◆ Material for this task

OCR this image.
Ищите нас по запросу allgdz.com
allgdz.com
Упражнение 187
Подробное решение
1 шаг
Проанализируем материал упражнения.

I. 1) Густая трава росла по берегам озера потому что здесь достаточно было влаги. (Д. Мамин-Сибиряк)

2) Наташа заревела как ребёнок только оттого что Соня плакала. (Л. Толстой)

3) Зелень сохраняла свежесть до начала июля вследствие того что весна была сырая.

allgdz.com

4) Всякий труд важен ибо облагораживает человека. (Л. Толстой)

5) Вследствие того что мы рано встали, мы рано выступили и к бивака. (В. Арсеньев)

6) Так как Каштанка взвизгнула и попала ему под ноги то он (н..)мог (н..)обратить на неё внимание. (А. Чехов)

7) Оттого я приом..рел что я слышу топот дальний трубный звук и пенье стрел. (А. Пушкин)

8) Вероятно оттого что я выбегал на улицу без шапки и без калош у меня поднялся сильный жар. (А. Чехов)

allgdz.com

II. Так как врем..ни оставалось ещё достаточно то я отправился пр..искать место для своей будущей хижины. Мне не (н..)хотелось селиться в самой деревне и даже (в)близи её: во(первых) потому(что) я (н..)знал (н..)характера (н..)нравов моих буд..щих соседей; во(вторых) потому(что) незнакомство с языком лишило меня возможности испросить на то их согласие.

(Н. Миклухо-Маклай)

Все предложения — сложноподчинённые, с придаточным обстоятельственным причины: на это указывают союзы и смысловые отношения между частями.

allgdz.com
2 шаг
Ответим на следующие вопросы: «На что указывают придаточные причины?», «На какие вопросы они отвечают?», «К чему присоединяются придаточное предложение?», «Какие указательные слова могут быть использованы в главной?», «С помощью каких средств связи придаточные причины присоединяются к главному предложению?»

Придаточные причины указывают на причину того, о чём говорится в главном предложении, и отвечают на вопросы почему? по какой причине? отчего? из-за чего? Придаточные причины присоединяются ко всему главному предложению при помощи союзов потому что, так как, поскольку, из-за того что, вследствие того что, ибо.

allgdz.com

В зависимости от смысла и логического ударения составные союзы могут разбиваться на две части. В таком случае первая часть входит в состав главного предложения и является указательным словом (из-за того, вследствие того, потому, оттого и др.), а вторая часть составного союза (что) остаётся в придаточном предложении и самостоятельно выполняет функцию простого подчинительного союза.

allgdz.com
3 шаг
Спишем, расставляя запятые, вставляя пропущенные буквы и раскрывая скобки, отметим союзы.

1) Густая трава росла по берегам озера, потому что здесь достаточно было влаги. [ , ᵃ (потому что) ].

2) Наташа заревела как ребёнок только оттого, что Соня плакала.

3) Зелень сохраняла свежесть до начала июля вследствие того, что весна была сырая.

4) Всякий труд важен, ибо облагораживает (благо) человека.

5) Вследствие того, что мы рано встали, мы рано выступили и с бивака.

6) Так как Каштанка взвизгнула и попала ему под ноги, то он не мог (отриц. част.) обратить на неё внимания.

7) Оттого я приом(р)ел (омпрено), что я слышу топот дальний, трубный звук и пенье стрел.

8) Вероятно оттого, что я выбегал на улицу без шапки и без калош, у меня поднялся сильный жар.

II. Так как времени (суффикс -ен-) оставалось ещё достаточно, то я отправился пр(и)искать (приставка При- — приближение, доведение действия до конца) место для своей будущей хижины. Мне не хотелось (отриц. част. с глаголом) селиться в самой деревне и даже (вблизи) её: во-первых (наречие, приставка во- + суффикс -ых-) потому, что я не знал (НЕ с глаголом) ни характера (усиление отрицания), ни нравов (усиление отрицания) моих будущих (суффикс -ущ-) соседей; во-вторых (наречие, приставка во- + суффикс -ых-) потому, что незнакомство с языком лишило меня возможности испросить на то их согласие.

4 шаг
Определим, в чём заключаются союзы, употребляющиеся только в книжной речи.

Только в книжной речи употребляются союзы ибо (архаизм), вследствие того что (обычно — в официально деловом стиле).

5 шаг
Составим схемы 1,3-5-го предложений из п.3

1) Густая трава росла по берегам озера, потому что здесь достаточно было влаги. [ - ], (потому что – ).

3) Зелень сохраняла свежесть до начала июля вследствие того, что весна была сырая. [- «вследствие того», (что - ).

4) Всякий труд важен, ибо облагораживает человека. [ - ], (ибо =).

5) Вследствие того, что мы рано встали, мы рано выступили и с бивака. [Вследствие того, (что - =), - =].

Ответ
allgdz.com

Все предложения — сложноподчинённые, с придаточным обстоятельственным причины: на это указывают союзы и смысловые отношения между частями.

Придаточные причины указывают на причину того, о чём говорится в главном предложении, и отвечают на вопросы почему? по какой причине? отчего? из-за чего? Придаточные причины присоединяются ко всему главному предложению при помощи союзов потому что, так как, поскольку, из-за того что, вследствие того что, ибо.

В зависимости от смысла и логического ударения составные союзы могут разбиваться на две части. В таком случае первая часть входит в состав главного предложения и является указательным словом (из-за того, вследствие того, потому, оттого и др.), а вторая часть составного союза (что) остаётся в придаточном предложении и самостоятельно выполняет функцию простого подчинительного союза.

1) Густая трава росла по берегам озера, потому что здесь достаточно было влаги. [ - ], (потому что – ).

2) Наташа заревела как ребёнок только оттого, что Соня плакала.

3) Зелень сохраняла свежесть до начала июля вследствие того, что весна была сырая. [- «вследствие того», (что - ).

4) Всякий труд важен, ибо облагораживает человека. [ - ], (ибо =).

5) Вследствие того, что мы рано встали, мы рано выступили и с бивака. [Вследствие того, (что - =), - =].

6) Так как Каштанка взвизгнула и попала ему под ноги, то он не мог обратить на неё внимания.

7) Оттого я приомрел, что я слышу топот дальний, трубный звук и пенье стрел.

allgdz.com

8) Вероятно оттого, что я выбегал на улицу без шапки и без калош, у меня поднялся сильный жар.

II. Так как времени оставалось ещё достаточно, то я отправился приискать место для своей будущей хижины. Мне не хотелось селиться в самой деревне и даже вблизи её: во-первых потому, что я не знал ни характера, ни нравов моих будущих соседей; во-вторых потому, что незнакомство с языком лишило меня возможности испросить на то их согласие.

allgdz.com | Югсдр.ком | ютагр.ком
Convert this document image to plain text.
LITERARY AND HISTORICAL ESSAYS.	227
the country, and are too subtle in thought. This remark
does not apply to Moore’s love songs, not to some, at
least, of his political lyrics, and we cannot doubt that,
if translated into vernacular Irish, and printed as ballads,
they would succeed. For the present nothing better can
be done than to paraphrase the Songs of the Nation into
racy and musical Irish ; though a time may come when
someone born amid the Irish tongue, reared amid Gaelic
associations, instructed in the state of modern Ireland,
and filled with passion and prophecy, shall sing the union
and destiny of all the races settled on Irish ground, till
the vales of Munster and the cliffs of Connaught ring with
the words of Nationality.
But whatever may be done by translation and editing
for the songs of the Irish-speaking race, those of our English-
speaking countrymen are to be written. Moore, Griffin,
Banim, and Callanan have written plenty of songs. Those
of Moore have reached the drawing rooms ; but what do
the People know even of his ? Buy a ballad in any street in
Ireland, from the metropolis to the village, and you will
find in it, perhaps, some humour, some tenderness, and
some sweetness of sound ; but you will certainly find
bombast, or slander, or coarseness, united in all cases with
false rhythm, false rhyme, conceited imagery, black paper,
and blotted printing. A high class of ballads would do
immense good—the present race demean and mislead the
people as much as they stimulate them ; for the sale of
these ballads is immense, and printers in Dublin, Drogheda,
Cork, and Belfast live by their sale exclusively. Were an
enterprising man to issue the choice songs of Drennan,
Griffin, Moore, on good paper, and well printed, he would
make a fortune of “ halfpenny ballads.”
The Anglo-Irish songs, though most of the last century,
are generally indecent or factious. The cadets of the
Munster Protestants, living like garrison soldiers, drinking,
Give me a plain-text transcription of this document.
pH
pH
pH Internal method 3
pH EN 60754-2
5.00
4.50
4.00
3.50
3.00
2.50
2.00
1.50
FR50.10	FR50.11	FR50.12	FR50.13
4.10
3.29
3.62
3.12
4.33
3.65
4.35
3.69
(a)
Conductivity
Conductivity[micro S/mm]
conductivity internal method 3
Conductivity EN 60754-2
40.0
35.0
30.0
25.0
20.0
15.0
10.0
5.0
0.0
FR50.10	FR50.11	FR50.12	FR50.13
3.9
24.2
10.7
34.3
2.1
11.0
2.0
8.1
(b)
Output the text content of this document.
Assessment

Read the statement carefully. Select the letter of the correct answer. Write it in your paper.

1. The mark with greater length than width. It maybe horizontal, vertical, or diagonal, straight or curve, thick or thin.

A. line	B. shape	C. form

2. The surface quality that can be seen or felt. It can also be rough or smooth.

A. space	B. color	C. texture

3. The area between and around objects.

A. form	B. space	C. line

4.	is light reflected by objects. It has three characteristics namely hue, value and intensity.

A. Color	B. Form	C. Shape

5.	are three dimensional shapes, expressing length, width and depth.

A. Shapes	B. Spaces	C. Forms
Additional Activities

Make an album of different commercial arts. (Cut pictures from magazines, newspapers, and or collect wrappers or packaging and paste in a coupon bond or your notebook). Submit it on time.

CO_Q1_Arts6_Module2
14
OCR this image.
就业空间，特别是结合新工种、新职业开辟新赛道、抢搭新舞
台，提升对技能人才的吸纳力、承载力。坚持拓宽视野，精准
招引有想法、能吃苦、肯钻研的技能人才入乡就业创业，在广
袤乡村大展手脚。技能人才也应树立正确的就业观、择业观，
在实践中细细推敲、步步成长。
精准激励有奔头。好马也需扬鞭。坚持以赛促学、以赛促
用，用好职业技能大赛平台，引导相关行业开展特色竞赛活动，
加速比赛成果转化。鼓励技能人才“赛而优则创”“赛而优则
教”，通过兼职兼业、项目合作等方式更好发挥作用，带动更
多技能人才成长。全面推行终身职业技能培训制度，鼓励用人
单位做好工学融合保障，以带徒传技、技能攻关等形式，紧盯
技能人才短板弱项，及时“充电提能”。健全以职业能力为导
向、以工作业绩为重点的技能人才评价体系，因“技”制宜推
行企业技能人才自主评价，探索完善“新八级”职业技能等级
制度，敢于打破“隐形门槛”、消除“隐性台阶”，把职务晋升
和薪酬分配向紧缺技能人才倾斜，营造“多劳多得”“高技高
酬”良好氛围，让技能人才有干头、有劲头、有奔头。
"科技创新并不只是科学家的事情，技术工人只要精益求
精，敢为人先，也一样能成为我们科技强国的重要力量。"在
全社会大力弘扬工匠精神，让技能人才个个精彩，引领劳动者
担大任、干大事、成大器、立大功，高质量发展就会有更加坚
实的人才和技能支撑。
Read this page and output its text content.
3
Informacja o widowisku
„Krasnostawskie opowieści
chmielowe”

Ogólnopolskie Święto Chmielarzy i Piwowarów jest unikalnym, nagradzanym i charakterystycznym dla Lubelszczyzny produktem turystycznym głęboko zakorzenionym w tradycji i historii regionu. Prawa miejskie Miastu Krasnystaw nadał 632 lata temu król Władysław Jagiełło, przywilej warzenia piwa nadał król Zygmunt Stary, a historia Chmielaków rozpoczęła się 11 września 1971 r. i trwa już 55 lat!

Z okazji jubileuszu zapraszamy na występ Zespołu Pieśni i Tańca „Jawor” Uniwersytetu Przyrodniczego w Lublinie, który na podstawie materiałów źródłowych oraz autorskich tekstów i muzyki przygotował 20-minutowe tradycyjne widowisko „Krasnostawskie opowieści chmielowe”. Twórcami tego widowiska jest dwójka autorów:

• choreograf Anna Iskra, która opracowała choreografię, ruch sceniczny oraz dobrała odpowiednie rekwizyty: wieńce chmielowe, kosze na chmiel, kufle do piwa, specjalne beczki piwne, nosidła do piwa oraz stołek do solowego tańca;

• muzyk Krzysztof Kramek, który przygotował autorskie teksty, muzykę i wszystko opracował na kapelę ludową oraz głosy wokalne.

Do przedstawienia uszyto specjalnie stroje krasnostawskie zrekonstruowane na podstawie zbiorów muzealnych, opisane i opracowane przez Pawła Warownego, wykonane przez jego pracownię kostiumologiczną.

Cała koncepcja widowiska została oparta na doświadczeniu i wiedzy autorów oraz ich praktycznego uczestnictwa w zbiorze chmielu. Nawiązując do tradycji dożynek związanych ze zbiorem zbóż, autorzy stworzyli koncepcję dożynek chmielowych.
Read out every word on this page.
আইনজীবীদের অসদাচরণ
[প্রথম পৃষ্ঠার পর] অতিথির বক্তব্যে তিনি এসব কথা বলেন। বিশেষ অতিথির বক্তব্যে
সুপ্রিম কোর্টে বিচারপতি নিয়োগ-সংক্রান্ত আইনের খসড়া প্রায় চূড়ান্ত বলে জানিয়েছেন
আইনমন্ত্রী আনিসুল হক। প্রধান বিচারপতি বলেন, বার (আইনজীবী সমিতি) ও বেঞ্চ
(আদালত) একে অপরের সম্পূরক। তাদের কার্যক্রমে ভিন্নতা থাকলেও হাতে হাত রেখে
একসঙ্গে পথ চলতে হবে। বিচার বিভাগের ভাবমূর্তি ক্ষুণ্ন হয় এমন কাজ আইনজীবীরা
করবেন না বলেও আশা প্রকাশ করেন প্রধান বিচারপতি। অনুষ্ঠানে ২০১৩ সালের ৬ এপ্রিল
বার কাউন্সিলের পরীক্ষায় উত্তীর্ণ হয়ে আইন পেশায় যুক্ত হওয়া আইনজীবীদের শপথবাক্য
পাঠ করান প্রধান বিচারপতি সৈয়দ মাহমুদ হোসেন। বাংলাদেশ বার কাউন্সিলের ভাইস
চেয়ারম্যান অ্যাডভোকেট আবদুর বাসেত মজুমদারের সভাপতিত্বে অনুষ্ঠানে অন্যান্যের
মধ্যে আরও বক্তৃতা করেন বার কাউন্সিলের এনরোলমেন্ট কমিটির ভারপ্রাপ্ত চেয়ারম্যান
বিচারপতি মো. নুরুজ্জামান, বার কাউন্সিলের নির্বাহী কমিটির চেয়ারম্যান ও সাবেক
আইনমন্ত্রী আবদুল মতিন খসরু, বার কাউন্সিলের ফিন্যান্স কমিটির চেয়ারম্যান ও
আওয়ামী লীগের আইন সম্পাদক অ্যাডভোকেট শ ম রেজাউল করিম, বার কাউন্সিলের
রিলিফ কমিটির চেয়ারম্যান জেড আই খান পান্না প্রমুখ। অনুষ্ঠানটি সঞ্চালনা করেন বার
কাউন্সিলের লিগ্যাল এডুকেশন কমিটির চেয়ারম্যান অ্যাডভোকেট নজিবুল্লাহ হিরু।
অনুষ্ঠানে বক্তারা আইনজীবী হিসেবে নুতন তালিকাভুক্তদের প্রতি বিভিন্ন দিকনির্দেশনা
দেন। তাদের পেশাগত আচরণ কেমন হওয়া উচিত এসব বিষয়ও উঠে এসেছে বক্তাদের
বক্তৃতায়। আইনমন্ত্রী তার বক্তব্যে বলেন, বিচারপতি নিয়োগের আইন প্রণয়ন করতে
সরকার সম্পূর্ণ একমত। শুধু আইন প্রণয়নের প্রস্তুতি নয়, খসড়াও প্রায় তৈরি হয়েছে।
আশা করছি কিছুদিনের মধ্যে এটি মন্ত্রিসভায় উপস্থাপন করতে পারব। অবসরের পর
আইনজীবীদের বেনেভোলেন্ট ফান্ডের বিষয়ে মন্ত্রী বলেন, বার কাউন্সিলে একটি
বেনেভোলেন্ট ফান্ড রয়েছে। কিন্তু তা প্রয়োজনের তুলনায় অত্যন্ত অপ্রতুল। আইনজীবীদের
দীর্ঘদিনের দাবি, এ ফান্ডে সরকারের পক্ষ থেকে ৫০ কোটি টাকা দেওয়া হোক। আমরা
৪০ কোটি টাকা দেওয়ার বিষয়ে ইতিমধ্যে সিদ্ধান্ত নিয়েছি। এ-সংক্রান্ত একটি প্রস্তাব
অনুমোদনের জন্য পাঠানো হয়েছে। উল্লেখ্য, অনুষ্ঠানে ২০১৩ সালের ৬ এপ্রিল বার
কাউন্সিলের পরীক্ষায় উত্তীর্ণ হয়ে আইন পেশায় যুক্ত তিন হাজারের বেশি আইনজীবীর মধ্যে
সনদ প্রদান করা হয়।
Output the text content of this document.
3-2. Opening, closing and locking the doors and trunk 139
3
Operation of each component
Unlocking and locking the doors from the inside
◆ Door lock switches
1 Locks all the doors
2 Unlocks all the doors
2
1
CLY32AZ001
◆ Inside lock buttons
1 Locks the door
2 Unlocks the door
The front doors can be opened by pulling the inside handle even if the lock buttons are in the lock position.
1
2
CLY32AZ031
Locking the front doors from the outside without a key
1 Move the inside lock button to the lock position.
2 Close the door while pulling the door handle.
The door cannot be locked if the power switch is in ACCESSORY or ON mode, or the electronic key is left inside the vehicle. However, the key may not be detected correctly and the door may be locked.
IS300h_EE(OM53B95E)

◆ Instructions for the task
Gather all the lines that include the word "своей" and copy them out.

◆ Answer to this exercise
II. Так как врем..ни оставалось ещё достаточно то я отправился пр..искать место для своей будущей хижины. Мне не (н..)хотелось селиться в самой деревне и даже (в)близи её: во(первых) потому(что) я (н..)знал (н..)характера (н..)нравов моих буд..щих соседей; во(вторых) потому(что) незнакомство с языком лишило меня возможности испросить на то их согласие.
II. Так как времени (суффикс -ен-) оставалось ещё достаточно, то я отправился пр(и)искать (приставка При- — приближение, доведение действия до конца) место для своей будущей хижины. Мне не хотелось (отриц. част. с глаголом) селиться в самой деревне и даже (вблизи) её: во-первых (наречие, приставка во- + суффикс -ых-) потому, что я не знал (НЕ с глаголом) ни характера (усиление отрицания), ни нравов (усиление отрицания) моих будущих (суффикс -ущ-) соседей; во-вторых (наречие, приставка во- + суффикс -ых-) потому, что незнакомство с языком лишило меня возможности испросить на то их согласие.
II. Так как времени оставалось ещё достаточно, то я отправился приискать место для своей будущей хижины. Мне не хотелось селиться в самой деревне и даже вблизи её: во-первых потому, что я не знал ни характера, ни нравов моих будущих соседей; во-вторых потому, что незнакомство с языком лишило меня возможности испросить на то их согласие.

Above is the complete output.